## Your instructions
Write the records out again, precisely as they stand.
BEGIN Dataset
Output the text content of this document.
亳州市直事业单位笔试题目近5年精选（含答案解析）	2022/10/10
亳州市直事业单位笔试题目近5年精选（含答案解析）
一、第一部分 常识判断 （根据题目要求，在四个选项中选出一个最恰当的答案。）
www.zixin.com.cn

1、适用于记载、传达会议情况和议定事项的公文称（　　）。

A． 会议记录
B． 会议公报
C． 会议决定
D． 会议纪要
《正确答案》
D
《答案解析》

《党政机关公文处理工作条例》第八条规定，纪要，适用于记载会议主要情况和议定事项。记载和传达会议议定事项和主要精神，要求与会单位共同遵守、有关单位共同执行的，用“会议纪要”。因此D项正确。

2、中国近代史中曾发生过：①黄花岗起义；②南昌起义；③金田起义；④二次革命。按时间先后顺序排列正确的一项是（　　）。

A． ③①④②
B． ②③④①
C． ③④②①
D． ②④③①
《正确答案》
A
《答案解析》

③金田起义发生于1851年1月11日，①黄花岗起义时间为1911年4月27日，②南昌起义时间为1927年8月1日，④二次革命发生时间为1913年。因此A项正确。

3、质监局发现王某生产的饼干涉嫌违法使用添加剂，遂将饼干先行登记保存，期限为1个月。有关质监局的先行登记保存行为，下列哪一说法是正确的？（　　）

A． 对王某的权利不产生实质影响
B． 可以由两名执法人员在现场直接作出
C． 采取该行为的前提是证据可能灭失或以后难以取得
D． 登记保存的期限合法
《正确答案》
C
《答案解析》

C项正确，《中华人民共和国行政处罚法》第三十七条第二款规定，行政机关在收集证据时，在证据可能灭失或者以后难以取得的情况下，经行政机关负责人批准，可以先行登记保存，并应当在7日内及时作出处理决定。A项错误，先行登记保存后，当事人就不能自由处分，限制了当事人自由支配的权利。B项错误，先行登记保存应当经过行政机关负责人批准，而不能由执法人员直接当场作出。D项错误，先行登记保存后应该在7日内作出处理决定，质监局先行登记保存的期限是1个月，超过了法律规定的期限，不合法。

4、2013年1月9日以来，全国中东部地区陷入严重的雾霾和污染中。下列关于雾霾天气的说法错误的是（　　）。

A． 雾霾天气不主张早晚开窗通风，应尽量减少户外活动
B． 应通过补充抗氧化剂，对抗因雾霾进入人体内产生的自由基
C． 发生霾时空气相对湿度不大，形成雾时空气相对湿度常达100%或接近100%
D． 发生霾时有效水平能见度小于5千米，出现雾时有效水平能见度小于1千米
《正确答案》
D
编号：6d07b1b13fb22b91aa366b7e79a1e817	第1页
END Dataset
## Answer below
Output the text content of this document.
亳州市直事业单位笔试题目近5年精选（含答案解析）	2022/10/10
亳州市直事业单位笔试题目近5年精选（含答案解析）
一、第一部分 常识判断 （根据题目要求，在四个选项中选出一个最恰当的答案。）
www.zixin.com.cn

1、适用于记载、传达会议情况和议定事项的公文称（　　）。

A． 会议记录
B． 会议公报
C． 会议决定
D． 会议纪要
《正确答案》
D
《答案解析》

《党政机关公文处理工作条例》第八条规定，纪要，适用于记载会议主要情况和议定事项。记载和传达会议议定事项和主要精神，要求与会单位共同遵守、有关单位共同执行的，用“会议纪要”。因此D项正确。

2、中国近代史中曾发生过：①黄花岗起义；②南昌起义；③金田起义；④二次革命。按时间先后顺序排列正确的一项是（　　）。

A． ③①④②
B． ②③④①
C． ③④②①
D． ②④③①
《正确答案》
A
《答案解析》

③金田起义发生于1851年1月11日，①黄花岗起义时间为1911年4月27日，②南昌起义时间为1927年8月1日，④二次革命发生时间为1913年。因此A项正确。

3、质监局发现王某生产的饼干涉嫌违法使用添加剂，遂将饼干先行登记保存，期限为1个月。有关质监局的先行登记保存行为，下列哪一说法是正确的？（　　）

A． 对王某的权利不产生实质影响
B． 可以由两名执法人员在现场直接作出
C． 采取该行为的前提是证据可能灭失或以后难以取得
D． 登记保存的期限合法
《正确答案》
C
《答案解析》

C项正确，《中华人民共和国行政处罚法》第三十七条第二款规定，行政机关在收集证据时，在证据可能灭失或者以后难以取得的情况下，经行政机关负责人批准，可以先行登记保存，并应当在7日内及时作出处理决定。A项错误，先行登记保存后，当事人就不能自由处分，限制了当事人自由支配的权利。B项错误，先行登记保存应当经过行政机关负责人批准，而不能由执法人员直接当场作出。D项错误，先行登记保存后应该在7日内作出处理决定，质监局先行登记保存的期限是1个月，超过了法律规定的期限，不合法。

4、2013年1月9日以来，全国中东部地区陷入严重的雾霾和污染中。下列关于雾霾天气的说法错误的是（　　）。

A． 雾霾天气不主张早晚开窗通风，应尽量减少户外活动
B． 应通过补充抗氧化剂，对抗因雾霾进入人体内产生的自由基
C． 发生霾时空气相对湿度不大，形成雾时空气相对湿度常达100%或接近100%
D． 发生霾时有效水平能见度小于5千米，出现雾时有效水平能见度小于1千米
《正确答案》
D
编号：6d07b1b13fb22b91aa366b7e79a1e817	第1页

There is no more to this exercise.